**Extract:**
· · · ·
In 2006, there were also efforts to manipulate black voters. Leaflets were distributed throughout predominately minority neighborhoods, warning voters to stay away from the polls if they hadn't paid their parking tickets or child support. Or claiming, falsely, that black leaders had endorsed Republicans.

"The colors of the material were in red, black and green, all designed to encourage African-American voters to think that their African-American representatives were supporting Republican candidates for the Senate seat and the governor's seat," said Sherrilyn Iffil, professor at the University of Maryland Law School and co-chair of the Maryland Attorney General's task force on voter irregularities.

Maryland is doing its best to make sure there are enough properly trained "election judges," better known outside Maryland as poll workers, to handle the crowds.

Voters will cast their ballots electronically on high-tech terminals. But the state legislature doesn't trust the new state-of-the-art electronic system, because it realizes there's no piece of paper to double check. After November, Maryland officials plan to return to paper ballots.

Unsure about the fate of their expensive machines, officials said they would likely be sold to another state. The previous voting machines ended up in California's Los Angeles County.

Since voting laws are determined state by state and applied county by county, there's no consistent national standard for voting procedures, even in a presidential campaign.

"Clearly the management of the election itself is going to be at the local level," Cardin said. "But I do think these are national issues. And we do have a responsibility to make sure that everyone can cast their vote and their vote will be counted."

But Maryland's problems are by no means unusual. The watchdog group Common Cause looked at 10 battleground states and found voting irregularities of one sort or another in each of them.

With millions of new voters expected to flock to the polls this year, worry lingers whether the vote will be both fair and secure.
· · · ·
**Data segment:**
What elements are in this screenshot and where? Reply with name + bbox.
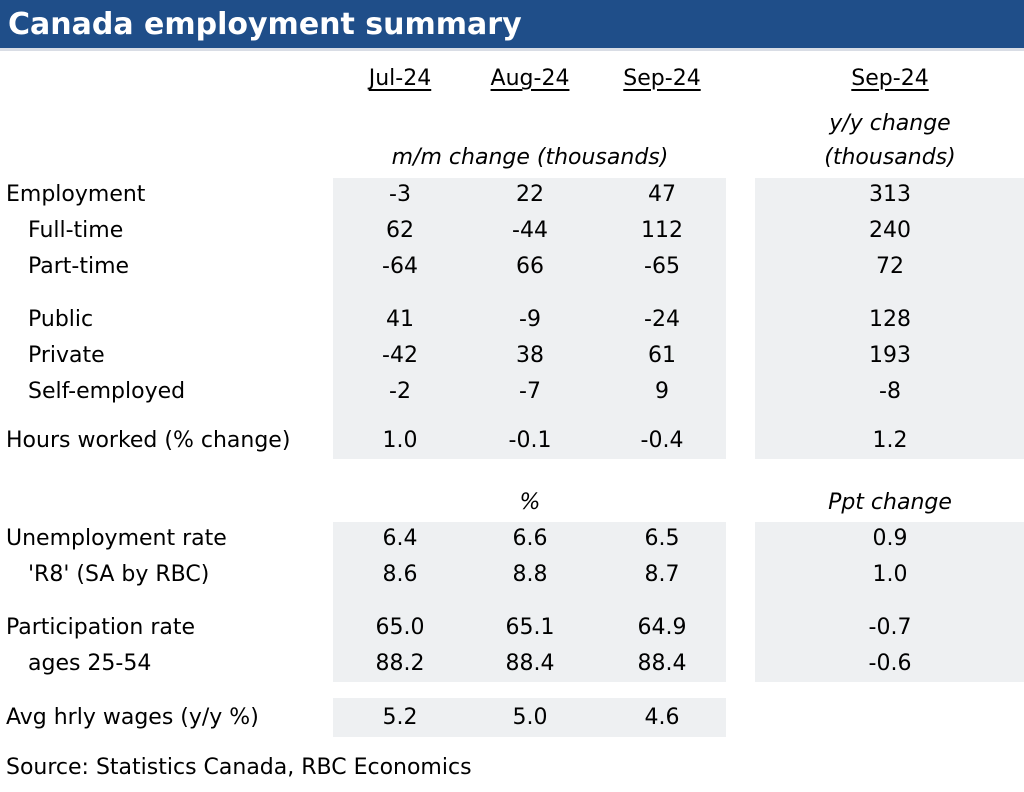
· · · ·
**Jobs:**
1. List the colors that the excerpt on Maryland voting says the leaflet material came in.
2. Return the portion of the excerpt on Maryland voting starting at "Maryland is doing" and ending at "a presidential campaign.".
3. Answer these questions using the excerpt on Maryland voting:
(a) At which law school is Sherrilyn Iffil a professor?
(b) What do Maryland officials plan to return to after November?
(c) How many battleground states did Common Cause look at?

**Answers below:**
1. Red, black, green

2.
Maryland is doing its best to make sure there are enough properly trained "election judges," better known outside Maryland as poll workers, to handle the crowds.

Voters will cast their ballots electronically on high-tech terminals. But the state legislature doesn't trust the new state-of-the-art electronic system, because it realizes there's no piece of paper to double check. After November, Maryland officials plan to return to paper ballots.

Unsure about the fate of their expensive machines, officials said they would likely be sold to another state. The previous voting machines ended up in California's Los Angeles County.

Since voting laws are determined state by state and applied county by county, there's no consistent national standard for voting procedures, even in a presidential campaign.

3.
(a) The University of Maryland Law School
(b) Paper ballots
(c) 10